● **Teks Sumber**:
- - -

CNBC Insight

Bukti Malapetaka Bumi, RI & 8 Negara Ini Dibuat Menderita

Muhammad Reza Ilham Taufani, CNBC Indonesia
16 August 2023 08:15
A tourist walks on a trail during a 27 days long heat wave with temperatures over 110 degrees Fahrenheit (43 degrees Celsius), near Hole in the Rock in Phoenix, Arizona, U.S., July 26, 2023. On July 26 at 09:08 (GMT-7), a Flir One ProThermal camera registered a surface temperature of 117¡F (47¡C), with an air temperature of 84¡F (28¡C) according to the National Weather Service. REUTERS/Carlos Barria            SEARCH
Foto: REUTERS/Carlos Barria
  • Perubahan iklim yang drastis memicu kekeringan hingga banjir yang sangat ekstrem
  • Bencana alam membuat jalur distribusi logistik mengalami gangguan yang sangat parah
  • Besarnya malapetaka bumi membuat harga pangan terancam melonjak dan pasokan energi terganggu

Jakarta, CNBC Indonesia - Di tengah kekeringan, gemuruh badai dan hujan deras, dunia merasakan getaran dari malapetaka perubahan iklim yang semakin parah. Dampak perubahan iklim yang terus memburuk akibat emisi karbon dari bahan bakar fosil, telah menciptakan gejolak volatilitas cuaca dan bencana alam yang melanda berbagai belahan bumi.

- - -

● **Bagian Data**:
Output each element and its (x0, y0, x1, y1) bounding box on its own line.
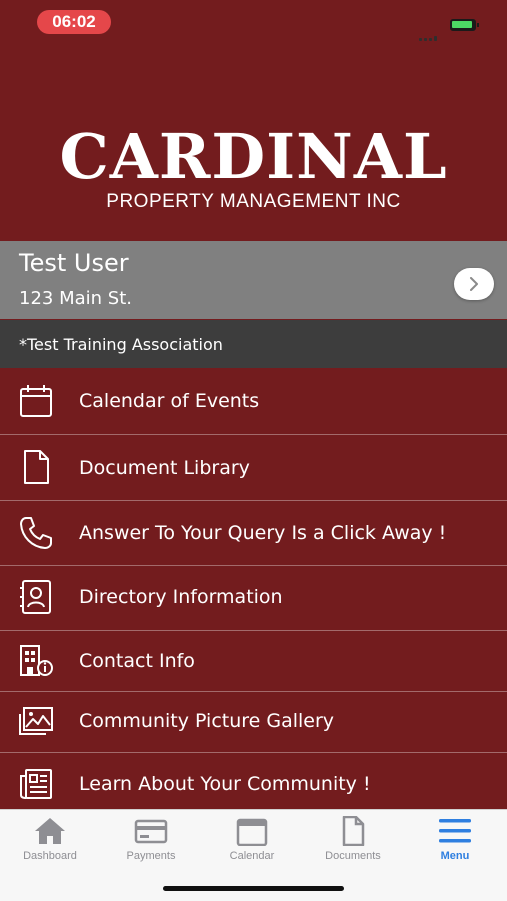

- - -

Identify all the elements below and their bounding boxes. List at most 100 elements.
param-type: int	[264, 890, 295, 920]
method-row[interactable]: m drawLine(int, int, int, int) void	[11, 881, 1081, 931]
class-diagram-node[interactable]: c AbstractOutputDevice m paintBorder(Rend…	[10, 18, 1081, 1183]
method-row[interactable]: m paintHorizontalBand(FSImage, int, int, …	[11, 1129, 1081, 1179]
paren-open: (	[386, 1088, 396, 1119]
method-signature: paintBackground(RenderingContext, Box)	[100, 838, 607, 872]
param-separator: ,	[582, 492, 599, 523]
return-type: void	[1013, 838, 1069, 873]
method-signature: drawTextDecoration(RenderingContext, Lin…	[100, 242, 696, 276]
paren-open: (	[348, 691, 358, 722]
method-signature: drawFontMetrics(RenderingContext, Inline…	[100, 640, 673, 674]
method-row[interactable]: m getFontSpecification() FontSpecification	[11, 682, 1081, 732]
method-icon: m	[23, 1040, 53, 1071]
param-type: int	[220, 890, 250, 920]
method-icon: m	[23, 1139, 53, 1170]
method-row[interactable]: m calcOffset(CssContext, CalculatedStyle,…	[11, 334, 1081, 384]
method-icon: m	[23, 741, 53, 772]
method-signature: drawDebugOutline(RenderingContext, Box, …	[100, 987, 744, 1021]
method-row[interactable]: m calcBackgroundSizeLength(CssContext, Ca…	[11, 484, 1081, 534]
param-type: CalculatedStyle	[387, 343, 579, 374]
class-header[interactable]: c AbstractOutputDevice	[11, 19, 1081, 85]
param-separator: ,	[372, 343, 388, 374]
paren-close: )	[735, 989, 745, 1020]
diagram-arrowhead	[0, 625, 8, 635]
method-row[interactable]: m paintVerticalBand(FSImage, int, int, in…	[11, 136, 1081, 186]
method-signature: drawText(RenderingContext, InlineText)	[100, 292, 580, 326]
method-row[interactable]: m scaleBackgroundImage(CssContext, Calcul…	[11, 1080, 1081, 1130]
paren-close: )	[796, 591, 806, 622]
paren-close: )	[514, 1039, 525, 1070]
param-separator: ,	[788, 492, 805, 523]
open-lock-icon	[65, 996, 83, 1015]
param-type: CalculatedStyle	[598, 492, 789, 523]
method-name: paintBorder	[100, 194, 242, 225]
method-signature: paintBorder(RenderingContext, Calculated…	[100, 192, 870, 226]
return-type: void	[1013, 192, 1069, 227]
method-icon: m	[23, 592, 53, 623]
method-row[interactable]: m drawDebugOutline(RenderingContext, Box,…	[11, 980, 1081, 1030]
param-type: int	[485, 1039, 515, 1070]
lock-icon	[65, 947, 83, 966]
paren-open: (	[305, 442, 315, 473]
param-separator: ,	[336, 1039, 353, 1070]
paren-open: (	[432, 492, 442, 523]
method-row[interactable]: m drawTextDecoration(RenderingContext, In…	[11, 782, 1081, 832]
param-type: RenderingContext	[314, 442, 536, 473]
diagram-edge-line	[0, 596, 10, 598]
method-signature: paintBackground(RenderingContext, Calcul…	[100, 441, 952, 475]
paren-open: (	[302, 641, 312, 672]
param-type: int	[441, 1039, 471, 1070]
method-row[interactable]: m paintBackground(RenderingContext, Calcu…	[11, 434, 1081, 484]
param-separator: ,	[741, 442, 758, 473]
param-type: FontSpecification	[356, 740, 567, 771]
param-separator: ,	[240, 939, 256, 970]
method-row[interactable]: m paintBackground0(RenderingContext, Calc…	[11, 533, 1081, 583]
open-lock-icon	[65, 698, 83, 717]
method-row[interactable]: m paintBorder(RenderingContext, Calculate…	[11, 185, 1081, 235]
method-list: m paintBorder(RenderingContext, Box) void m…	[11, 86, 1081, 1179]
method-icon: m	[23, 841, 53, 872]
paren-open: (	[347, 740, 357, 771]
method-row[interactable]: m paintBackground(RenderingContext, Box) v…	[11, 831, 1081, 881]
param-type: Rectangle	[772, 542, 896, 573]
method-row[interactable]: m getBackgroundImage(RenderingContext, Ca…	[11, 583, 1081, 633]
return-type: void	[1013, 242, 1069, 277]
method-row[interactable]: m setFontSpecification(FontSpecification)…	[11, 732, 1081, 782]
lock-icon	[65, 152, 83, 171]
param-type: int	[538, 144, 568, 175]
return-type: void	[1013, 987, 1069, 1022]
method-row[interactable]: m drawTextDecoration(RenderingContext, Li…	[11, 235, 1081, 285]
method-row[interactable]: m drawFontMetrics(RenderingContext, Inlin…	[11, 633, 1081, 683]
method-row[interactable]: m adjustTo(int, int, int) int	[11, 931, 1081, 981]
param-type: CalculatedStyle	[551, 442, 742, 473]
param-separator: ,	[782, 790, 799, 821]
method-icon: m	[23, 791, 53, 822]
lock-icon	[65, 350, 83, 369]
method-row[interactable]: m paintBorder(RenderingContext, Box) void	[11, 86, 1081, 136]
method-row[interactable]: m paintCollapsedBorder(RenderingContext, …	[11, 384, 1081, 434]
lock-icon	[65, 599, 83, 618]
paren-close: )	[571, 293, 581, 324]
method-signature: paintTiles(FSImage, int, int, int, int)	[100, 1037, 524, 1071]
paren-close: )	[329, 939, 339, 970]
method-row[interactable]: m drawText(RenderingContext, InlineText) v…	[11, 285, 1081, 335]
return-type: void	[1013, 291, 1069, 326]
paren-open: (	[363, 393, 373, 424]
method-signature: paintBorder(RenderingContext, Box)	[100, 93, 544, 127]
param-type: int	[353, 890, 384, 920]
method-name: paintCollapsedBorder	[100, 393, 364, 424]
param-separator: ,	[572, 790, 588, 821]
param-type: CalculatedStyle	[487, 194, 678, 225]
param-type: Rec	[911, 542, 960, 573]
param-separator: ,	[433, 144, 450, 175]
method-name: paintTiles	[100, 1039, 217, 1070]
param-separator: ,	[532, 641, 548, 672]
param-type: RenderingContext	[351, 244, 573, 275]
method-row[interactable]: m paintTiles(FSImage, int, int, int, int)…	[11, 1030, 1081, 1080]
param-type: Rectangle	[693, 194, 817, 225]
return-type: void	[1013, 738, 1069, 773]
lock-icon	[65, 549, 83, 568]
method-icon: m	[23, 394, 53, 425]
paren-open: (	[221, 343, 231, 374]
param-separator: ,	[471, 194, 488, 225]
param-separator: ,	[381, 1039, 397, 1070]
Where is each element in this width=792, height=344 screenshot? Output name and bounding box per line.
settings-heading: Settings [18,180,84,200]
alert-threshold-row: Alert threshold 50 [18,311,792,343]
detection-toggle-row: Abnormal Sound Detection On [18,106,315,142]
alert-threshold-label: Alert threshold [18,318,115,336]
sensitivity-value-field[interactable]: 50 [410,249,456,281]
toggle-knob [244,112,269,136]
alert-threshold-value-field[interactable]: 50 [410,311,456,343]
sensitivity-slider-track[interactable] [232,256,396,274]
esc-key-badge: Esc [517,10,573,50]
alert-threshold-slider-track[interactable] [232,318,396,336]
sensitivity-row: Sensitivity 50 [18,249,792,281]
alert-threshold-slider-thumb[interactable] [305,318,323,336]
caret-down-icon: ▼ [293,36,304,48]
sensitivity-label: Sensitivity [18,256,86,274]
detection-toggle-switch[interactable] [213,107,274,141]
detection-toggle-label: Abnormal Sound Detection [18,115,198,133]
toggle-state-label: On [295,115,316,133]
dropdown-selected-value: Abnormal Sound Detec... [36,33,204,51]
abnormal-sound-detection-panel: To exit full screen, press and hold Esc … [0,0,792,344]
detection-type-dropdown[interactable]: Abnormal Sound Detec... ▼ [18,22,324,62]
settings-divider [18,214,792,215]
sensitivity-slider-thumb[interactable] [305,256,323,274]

- - -

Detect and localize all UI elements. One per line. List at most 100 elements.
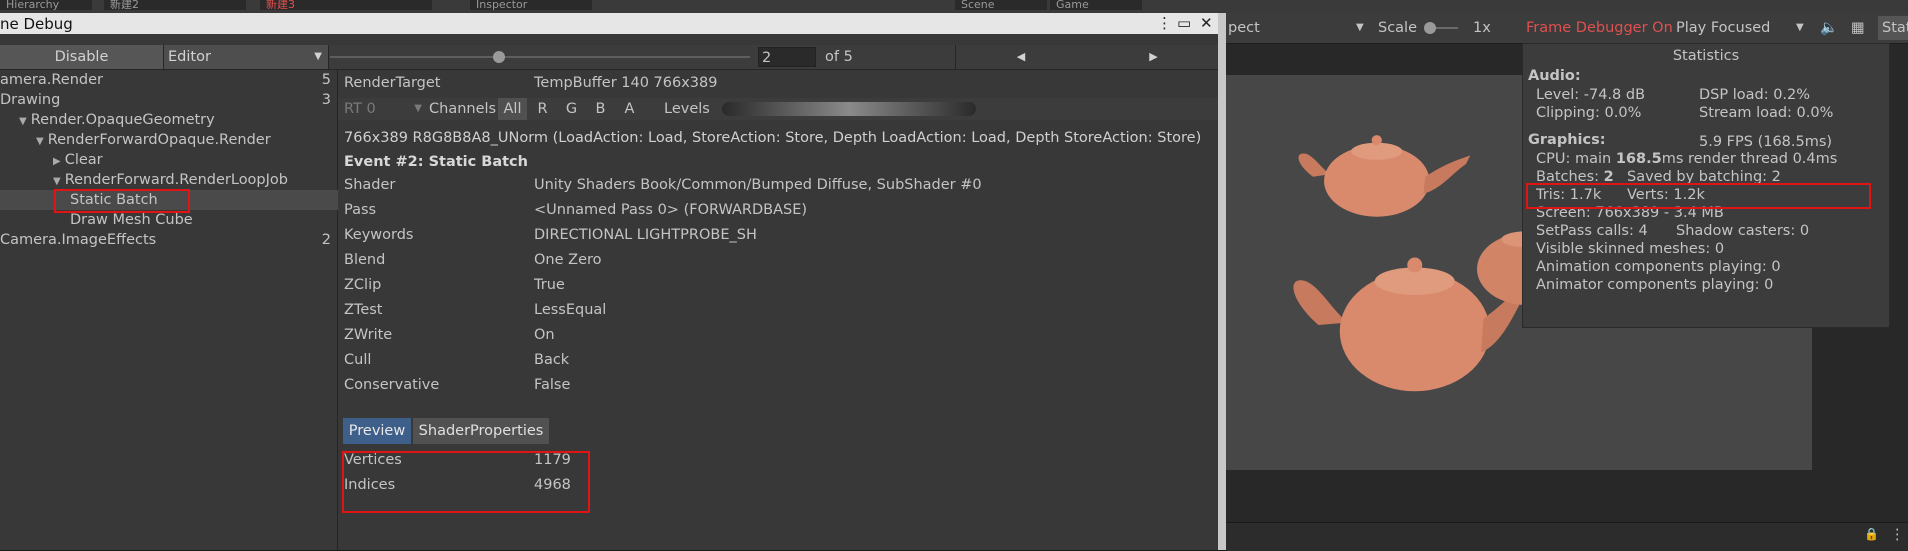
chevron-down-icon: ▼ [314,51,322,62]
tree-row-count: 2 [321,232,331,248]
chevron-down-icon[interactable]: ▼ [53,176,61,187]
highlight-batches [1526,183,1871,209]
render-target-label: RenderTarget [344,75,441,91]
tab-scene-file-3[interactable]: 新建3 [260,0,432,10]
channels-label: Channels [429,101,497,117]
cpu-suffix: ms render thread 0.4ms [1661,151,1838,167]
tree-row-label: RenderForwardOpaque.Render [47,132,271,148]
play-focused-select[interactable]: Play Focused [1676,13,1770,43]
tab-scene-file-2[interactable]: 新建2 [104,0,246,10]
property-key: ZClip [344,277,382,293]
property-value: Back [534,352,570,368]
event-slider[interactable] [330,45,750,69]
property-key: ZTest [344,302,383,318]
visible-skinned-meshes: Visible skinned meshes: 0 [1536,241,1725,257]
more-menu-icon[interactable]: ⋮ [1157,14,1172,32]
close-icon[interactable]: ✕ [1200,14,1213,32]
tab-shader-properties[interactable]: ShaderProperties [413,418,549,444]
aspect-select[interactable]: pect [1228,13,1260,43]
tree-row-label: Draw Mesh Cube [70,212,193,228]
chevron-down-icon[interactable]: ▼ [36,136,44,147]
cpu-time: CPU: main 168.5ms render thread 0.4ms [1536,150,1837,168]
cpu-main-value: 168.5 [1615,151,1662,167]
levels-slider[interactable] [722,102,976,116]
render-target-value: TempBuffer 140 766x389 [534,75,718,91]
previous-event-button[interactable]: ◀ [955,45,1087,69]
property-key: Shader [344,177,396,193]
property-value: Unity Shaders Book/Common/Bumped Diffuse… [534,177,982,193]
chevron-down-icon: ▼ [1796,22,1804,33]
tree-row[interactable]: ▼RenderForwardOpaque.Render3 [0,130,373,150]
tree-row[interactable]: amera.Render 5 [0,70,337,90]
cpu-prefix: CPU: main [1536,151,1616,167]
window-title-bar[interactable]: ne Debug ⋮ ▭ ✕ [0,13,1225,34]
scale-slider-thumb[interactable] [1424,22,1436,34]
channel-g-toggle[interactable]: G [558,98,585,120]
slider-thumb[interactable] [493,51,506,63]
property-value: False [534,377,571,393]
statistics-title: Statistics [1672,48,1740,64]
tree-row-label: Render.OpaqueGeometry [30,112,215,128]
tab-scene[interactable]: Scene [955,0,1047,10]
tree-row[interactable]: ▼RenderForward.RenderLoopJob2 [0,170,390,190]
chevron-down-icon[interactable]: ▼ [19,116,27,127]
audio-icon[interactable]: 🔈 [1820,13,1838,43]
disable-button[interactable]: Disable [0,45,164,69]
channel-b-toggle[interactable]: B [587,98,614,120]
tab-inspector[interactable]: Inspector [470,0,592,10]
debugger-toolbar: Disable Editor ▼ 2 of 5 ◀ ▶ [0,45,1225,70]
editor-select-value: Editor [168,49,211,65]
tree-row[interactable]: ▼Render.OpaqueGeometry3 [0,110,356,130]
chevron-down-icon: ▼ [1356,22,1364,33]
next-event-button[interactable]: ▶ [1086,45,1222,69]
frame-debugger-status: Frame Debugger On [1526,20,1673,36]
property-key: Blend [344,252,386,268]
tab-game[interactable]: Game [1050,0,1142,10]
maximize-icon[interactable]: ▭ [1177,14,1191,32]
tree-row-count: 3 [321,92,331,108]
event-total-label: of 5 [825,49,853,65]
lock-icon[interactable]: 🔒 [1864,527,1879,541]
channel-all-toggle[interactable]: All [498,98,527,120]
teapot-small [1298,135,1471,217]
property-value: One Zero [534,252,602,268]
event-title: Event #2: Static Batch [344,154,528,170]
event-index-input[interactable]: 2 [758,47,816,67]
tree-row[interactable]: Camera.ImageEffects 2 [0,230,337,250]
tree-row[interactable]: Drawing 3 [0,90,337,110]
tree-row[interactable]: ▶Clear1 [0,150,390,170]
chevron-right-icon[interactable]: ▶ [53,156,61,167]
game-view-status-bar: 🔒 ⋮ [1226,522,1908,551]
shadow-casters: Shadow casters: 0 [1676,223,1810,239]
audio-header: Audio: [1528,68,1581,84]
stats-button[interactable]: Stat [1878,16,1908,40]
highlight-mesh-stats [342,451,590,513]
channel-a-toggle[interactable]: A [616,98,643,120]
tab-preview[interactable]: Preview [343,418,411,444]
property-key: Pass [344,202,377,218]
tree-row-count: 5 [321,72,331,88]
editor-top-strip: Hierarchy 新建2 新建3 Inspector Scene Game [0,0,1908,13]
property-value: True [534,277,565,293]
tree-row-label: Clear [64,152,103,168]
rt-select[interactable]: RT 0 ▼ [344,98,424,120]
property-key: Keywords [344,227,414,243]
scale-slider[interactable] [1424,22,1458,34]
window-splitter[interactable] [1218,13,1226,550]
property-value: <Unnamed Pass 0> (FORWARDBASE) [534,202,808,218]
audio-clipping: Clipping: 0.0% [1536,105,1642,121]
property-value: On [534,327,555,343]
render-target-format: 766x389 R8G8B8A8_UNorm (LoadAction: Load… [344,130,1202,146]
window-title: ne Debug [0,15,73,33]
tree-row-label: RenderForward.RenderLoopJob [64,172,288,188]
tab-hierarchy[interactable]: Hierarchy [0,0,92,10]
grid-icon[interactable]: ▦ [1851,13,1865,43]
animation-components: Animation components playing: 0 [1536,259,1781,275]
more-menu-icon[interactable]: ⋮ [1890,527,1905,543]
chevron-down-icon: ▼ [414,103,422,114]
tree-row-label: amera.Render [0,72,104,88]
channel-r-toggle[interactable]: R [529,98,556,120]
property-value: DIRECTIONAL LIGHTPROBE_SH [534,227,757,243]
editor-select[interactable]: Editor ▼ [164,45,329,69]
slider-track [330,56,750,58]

- - -

Salin bagian artikel tentang perubahan iklim, mulai dari "Jakarta, CNBC Indonesia" dan terus sampai "berbagai belahan bumi.". Daftar di atas diambil dari sumber lain, tidak dari artikel tersebut.

Jakarta, CNBC Indonesia - Di tengah kekeringan, gemuruh badai dan hujan deras, dunia merasakan getaran dari malapetaka perubahan iklim yang semakin parah. Dampak perubahan iklim yang terus memburuk akibat emisi karbon dari bahan bakar fosil, telah menciptakan gejolak volatilitas cuaca dan bencana alam yang melanda berbagai belahan bumi.